**INSTRUCTIONS FOR THE TASK**
Search the listing below for the word "recognize" and copy each line that holds it.

**GIVEN DATA**

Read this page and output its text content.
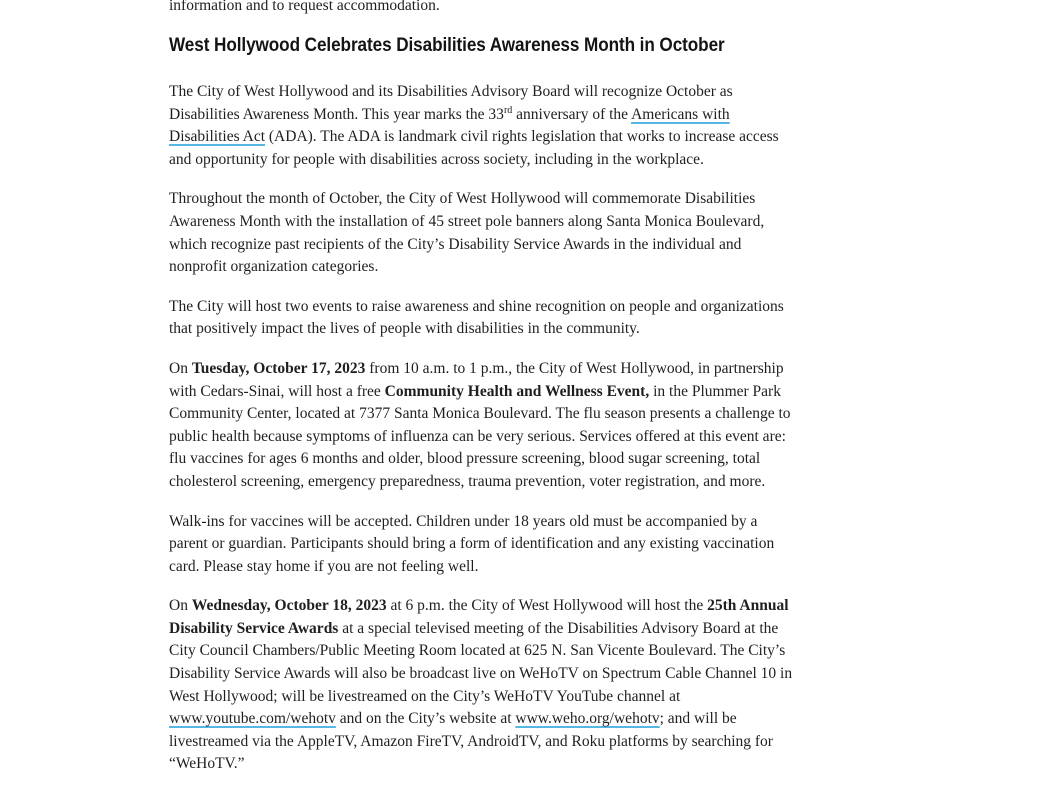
information and to request accommodation.

West Hollywood Celebrates Disabilities Awareness Month in October

The City of West Hollywood and its Disabilities Advisory Board will recognize October as Disabilities Awareness Month. This year marks the 33rd anniversary of the Americans with Disabilities Act (ADA). The ADA is landmark civil rights legislation that works to increase access and opportunity for people with disabilities across society, including in the workplace.

Throughout the month of October, the City of West Hollywood will commemorate Disabilities Awareness Month with the installation of 45 street pole banners along Santa Monica Boulevard, which recognize past recipients of the City’s Disability Service Awards in the individual and nonprofit organization categories.

The City will host two events to raise awareness and shine recognition on people and organizations that positively impact the lives of people with disabilities in the community.

On Tuesday, October 17, 2023 from 10 a.m. to 1 p.m., the City of West Hollywood, in partnership with Cedars-Sinai, will host a free Community Health and Wellness Event, in the Plummer Park Community Center, located at 7377 Santa Monica Boulevard. The flu season presents a challenge to public health because symptoms of influenza can be very serious. Services offered at this event are: flu vaccines for ages 6 months and older, blood pressure screening, blood sugar screening, total cholesterol screening, emergency preparedness, trauma prevention, voter registration, and more.

Walk-ins for vaccines will be accepted. Children under 18 years old must be accompanied by a parent or guardian. Participants should bring a form of identification and any existing vaccination card. Please stay home if you are not feeling well.

On Wednesday, October 18, 2023 at 6 p.m. the City of West Hollywood will host the 25th Annual Disability Service Awards at a special televised meeting of the Disabilities Advisory Board at the City Council Chambers/Public Meeting Room located at 625 N. San Vicente Boulevard. The City’s Disability Service Awards will also be broadcast live on WeHoTV on Spectrum Cable Channel 10 in West Hollywood; will be livestreamed on the City’s WeHoTV YouTube channel at www.youtube.com/wehotv and on the City’s website at www.weho.org/wehotv; and will be livestreamed via the AppleTV, Amazon FireTV, AndroidTV, and Roku platforms by searching for “WeHoTV.”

**TASK ANSWER**
The City of West Hollywood and its Disabilities Advisory Board will recognize October as Disabilities Awareness Month. This year marks the 33rd anniversary of the Americans with Disabilities Act (ADA). The ADA is landmark civil rights legislation that works to increase access and opportunity for people with disabilities across society, including in the workplace.
Throughout the month of October, the City of West Hollywood will commemorate Disabilities Awareness Month with the installation of 45 street pole banners along Santa Monica Boulevard, which recognize past recipients of the City’s Disability Service Awards in the individual and nonprofit organization categories.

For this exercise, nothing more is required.